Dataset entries
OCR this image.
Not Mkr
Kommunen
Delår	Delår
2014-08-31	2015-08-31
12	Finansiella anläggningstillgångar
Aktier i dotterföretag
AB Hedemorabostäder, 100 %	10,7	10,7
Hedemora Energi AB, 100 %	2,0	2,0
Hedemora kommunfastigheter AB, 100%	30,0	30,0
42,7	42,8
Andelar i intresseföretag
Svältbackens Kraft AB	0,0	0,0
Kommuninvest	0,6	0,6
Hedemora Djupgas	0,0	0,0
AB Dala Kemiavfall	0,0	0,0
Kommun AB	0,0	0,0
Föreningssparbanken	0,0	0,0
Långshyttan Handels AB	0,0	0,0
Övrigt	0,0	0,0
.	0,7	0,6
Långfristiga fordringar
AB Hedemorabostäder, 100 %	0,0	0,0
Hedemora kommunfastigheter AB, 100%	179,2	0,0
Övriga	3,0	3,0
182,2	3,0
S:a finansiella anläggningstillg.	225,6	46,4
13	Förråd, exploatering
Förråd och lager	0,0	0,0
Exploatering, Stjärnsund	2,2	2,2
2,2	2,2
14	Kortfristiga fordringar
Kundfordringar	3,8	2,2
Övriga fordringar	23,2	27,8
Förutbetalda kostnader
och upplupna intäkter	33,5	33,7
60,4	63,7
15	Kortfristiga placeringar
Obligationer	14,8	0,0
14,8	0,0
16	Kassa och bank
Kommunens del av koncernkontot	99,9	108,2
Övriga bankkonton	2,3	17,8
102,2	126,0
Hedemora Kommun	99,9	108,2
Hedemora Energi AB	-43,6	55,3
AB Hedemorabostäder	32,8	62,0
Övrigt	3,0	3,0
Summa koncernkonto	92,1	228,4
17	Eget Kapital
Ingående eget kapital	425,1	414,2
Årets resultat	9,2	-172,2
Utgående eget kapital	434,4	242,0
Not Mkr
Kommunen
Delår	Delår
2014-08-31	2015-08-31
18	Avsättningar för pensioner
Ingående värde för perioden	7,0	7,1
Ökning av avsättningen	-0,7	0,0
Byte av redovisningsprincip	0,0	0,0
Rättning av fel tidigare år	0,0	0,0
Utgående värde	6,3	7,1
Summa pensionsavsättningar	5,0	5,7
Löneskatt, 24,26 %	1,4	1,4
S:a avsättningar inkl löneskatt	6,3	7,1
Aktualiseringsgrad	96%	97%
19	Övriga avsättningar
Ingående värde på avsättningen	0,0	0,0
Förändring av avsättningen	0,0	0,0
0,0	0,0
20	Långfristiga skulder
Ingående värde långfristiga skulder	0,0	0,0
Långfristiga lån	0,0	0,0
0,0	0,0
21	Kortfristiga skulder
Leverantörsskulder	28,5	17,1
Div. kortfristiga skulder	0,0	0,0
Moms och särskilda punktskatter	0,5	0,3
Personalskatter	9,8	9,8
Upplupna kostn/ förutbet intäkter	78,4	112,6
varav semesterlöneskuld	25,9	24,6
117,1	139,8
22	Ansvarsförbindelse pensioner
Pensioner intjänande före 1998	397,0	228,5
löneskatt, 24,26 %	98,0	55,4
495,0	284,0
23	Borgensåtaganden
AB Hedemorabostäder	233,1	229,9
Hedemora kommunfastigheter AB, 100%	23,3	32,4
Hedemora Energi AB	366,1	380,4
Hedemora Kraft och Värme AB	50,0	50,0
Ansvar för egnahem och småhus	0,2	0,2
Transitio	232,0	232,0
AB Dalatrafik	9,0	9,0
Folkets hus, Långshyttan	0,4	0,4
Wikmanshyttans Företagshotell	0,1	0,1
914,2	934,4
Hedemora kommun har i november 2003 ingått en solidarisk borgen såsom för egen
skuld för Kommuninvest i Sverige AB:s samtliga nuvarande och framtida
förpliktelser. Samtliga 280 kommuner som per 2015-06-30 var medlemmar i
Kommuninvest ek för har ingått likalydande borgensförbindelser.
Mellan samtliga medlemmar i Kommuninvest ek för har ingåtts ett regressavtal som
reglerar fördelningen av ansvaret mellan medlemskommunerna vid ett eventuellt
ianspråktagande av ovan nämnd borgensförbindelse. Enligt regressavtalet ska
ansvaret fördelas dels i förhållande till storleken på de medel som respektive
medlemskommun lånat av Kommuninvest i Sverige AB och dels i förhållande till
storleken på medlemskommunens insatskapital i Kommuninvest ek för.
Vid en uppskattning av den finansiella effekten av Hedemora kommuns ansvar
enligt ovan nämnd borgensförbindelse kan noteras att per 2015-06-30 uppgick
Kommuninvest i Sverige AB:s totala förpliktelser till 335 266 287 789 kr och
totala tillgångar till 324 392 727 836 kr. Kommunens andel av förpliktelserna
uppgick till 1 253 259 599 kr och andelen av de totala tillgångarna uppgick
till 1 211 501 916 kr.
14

INSTRUCTIONS FOR THE TASK:
Using the material above, copy every line in which the string "medlemmar" occurs.

RESULT OF THIS TASK:
förpliktelser. Samtliga 280 kommuner som per 2015-06-30 var medlemmar i
Mellan samtliga medlemmar i Kommuninvest ek för har ingåtts ett regressavtal som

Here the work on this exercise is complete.